## [AIM]
How many lines hold the string "visual"? Reply with the number alone.

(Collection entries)
- - - - - - -

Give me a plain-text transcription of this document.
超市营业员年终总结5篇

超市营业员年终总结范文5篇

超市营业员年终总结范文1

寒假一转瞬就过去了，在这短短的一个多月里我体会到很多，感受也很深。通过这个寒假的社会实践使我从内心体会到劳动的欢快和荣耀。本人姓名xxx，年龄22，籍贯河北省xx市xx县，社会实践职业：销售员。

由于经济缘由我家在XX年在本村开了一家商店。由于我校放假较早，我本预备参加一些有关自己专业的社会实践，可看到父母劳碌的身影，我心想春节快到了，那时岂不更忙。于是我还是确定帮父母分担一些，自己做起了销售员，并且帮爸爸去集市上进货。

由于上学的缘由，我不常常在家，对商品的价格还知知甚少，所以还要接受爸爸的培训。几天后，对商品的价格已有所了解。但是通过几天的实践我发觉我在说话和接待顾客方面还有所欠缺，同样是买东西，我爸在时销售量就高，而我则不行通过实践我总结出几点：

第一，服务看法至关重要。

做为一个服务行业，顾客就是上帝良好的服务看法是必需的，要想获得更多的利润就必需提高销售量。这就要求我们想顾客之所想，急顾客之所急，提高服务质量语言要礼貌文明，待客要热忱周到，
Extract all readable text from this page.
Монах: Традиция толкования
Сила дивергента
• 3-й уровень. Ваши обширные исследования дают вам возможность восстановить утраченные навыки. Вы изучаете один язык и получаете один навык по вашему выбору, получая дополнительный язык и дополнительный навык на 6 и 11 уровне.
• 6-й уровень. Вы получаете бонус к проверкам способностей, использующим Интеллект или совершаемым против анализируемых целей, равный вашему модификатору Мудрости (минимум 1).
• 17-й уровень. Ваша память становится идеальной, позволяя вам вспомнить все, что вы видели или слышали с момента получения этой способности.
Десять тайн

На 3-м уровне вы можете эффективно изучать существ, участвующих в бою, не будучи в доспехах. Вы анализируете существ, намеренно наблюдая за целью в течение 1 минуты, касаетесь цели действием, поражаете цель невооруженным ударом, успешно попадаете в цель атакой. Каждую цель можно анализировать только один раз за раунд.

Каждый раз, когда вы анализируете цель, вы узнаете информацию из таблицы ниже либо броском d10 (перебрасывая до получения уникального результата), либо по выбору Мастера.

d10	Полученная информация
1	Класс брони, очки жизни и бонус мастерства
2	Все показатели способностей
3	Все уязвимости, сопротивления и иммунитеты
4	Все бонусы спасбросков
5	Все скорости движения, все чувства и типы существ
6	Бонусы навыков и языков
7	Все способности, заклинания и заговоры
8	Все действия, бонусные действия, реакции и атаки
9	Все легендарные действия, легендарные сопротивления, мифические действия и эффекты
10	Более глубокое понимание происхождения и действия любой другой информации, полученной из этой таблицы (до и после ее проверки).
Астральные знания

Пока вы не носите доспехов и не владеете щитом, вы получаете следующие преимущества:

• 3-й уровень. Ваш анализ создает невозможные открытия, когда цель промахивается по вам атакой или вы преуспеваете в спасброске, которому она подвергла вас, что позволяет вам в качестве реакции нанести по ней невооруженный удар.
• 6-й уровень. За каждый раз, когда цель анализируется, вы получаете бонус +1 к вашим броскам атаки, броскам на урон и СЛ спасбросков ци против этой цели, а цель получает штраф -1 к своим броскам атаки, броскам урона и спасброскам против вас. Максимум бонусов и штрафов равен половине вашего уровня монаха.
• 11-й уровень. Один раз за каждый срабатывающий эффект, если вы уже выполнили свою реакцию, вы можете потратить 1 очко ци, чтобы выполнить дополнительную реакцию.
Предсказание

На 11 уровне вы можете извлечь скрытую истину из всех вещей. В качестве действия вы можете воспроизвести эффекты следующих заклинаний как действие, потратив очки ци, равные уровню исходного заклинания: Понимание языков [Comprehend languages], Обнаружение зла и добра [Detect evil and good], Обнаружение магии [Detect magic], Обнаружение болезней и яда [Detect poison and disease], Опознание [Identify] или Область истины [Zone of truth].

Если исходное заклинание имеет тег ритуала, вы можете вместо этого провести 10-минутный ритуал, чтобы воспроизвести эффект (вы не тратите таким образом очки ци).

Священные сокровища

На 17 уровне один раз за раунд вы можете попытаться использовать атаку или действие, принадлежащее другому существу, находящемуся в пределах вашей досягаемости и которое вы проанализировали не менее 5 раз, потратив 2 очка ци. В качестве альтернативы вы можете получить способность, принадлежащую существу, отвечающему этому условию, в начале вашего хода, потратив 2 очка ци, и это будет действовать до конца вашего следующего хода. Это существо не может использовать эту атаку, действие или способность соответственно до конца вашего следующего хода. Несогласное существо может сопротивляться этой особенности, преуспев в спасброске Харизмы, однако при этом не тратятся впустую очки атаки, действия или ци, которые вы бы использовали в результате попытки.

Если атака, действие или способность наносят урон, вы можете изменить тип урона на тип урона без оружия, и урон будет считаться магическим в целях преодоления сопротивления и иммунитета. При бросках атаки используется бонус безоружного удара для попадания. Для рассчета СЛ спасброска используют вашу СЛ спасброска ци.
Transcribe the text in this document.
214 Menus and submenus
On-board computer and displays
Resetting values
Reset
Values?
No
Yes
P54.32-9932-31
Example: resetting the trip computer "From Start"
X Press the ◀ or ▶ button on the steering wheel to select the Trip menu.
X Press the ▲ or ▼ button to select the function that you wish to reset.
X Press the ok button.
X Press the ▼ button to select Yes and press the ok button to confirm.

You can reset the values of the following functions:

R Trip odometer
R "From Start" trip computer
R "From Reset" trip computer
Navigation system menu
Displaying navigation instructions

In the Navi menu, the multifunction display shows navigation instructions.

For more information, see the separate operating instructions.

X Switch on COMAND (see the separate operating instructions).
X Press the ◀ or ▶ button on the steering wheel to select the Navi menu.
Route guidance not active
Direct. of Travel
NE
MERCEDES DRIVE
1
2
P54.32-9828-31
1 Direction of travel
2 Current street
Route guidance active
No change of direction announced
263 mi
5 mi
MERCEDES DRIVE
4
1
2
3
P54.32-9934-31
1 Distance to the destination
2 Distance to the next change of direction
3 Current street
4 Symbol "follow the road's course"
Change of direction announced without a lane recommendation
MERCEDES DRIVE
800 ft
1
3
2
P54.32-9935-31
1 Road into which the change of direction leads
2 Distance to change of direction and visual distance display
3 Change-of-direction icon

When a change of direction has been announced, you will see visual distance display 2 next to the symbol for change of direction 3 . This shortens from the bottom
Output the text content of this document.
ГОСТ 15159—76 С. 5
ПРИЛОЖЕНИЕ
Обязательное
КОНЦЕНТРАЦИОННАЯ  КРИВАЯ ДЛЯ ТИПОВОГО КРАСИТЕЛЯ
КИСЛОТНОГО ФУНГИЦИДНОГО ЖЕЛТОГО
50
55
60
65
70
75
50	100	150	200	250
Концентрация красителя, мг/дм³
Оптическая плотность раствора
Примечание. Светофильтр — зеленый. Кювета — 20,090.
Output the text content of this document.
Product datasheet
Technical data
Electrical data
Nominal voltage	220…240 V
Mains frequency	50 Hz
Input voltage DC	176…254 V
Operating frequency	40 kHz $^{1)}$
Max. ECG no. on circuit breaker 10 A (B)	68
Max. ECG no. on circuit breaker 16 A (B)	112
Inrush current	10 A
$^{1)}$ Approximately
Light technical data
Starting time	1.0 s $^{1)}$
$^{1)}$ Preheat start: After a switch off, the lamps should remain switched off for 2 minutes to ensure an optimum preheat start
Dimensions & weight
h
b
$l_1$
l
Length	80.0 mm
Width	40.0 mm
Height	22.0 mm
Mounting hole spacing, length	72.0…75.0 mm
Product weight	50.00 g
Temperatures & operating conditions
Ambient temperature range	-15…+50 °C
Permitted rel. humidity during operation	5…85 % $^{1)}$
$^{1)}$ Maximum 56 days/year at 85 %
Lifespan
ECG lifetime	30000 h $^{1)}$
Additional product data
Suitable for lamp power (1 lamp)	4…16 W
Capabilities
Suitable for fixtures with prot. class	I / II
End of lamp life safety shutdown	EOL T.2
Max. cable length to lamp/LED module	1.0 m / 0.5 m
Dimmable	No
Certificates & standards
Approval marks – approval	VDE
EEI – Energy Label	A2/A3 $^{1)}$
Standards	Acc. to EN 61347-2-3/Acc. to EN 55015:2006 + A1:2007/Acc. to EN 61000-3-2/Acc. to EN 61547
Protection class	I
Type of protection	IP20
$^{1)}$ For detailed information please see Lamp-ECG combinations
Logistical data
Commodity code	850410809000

- - - - - - -

## [COMPLETE ANSWER]
2